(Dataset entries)
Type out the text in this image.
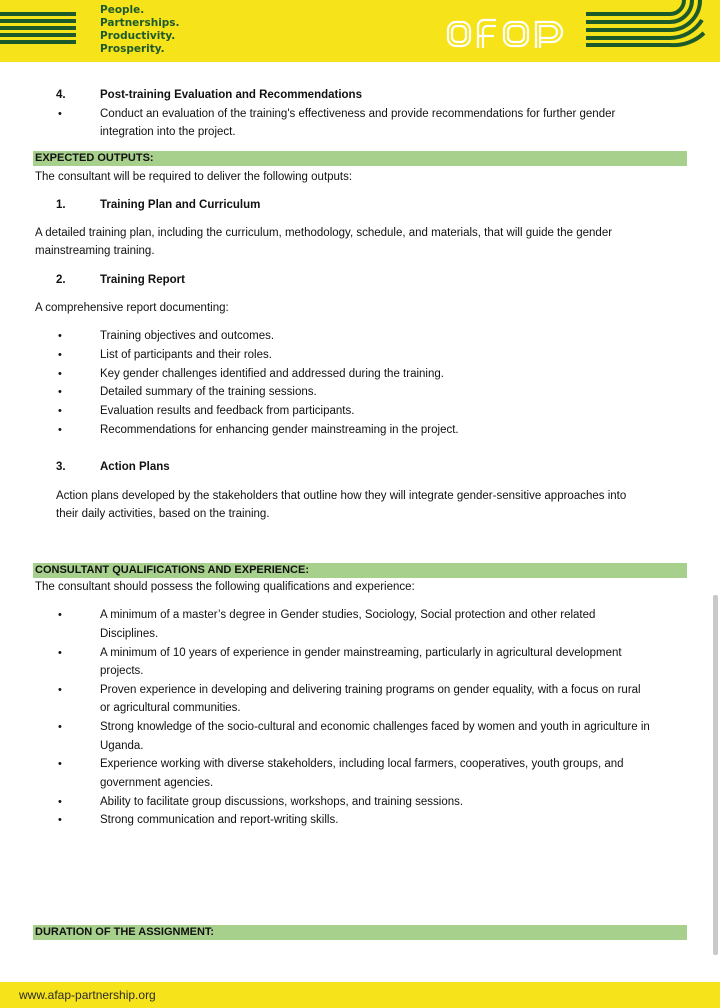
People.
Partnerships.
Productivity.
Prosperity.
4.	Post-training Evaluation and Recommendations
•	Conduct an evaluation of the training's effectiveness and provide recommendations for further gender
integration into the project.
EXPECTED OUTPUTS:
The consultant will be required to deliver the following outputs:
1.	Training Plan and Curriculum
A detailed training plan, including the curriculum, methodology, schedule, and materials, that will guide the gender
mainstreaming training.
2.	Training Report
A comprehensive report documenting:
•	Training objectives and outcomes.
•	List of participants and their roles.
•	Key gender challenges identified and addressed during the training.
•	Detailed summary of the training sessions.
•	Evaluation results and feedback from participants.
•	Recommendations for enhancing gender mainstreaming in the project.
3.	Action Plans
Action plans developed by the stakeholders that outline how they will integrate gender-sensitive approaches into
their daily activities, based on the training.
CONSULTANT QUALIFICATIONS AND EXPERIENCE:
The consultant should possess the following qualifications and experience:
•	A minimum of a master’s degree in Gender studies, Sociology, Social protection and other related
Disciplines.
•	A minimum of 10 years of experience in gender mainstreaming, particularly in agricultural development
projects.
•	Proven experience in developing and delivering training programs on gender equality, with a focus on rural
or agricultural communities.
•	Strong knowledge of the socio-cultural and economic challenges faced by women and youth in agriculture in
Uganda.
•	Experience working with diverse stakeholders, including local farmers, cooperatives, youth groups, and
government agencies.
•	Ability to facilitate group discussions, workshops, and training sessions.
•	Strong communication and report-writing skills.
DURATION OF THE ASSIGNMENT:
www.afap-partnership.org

* * *

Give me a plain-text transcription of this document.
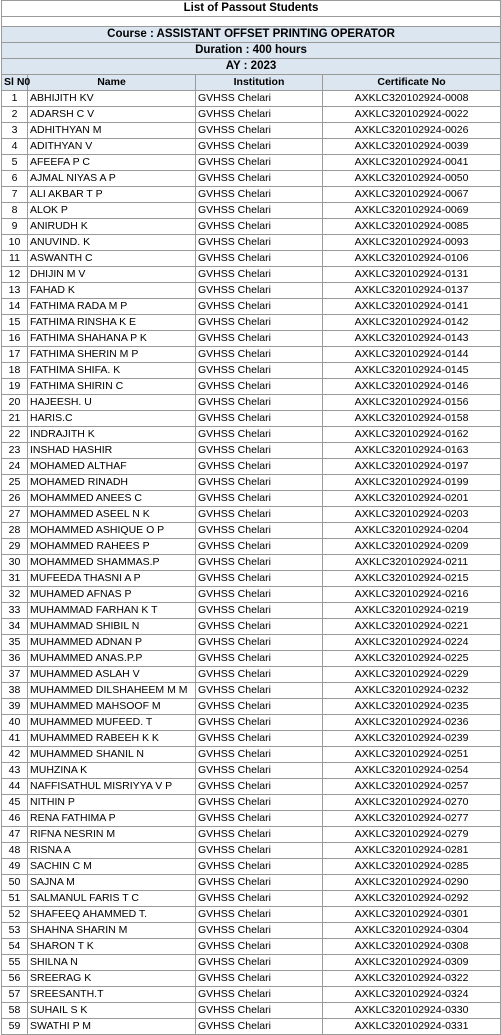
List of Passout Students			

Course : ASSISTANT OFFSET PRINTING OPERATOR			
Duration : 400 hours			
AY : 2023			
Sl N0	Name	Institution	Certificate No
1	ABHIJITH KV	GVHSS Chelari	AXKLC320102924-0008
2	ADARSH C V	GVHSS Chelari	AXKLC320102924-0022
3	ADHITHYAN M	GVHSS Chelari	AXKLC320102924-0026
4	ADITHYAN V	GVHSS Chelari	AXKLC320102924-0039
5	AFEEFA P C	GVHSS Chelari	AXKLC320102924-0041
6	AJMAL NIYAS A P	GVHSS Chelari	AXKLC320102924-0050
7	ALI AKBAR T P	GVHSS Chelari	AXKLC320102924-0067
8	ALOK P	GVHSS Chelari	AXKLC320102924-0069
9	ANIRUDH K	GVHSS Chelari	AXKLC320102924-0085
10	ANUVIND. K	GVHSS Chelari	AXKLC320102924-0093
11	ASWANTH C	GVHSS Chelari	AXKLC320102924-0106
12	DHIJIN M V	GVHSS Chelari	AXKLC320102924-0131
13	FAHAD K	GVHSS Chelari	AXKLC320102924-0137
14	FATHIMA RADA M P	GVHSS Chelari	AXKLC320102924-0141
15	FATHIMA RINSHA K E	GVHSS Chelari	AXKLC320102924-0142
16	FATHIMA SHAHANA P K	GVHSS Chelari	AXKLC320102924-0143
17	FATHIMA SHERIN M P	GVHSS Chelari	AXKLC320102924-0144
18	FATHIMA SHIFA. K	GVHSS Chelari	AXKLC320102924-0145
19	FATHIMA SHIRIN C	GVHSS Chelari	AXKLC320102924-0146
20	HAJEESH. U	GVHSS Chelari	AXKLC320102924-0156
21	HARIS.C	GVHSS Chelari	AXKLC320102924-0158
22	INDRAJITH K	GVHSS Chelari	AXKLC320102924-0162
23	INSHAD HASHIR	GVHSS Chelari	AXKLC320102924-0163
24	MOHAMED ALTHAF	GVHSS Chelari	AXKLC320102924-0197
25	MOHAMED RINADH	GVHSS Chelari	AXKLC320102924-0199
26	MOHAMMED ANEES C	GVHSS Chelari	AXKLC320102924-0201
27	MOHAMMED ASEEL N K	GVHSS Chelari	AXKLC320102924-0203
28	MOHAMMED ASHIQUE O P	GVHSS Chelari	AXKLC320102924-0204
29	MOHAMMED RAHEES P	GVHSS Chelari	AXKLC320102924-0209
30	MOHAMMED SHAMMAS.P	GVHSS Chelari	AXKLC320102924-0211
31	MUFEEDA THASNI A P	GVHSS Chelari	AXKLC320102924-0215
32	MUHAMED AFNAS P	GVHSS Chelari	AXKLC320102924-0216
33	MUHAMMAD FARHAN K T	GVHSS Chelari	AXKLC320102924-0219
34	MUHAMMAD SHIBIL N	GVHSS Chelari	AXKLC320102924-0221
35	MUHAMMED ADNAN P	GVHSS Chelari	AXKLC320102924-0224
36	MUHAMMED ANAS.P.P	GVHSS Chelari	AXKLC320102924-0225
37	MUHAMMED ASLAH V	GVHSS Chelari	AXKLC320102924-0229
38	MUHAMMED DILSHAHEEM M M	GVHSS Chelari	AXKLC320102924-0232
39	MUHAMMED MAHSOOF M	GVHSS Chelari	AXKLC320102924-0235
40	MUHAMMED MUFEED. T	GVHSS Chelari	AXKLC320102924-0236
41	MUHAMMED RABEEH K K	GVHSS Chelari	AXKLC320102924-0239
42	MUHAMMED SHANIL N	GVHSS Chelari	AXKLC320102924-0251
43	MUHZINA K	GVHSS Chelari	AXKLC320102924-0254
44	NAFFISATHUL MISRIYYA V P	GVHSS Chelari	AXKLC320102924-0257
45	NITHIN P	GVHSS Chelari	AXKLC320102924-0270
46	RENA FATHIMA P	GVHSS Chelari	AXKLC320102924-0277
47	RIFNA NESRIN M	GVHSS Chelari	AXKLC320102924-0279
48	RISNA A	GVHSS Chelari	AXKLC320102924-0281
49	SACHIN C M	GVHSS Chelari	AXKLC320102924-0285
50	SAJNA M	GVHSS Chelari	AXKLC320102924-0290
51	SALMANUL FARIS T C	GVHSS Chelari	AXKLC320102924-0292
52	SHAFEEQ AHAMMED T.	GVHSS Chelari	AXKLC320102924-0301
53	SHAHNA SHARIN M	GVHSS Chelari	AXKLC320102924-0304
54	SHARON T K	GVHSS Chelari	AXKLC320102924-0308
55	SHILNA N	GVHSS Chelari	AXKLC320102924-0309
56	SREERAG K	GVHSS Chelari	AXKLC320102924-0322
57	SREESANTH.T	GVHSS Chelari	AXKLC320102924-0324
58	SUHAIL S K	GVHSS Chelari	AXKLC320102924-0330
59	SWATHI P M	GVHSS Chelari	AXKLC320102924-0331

---

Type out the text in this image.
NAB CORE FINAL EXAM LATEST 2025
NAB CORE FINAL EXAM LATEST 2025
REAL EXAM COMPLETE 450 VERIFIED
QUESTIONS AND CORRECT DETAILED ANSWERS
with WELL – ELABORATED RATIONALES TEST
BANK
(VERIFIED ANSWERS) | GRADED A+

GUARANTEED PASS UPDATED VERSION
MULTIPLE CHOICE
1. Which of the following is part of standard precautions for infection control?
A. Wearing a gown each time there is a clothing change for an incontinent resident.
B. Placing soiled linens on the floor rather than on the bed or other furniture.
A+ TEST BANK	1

#### TASK:
Select all lines with the word "youth" from the entries above.

#### ANSWER TO THE EXERCISE:
•	Strong knowledge of the socio-cultural and economic challenges faced by women and youth in agriculture in
•	Experience working with diverse stakeholders, including local farmers, cooperatives, youth groups, and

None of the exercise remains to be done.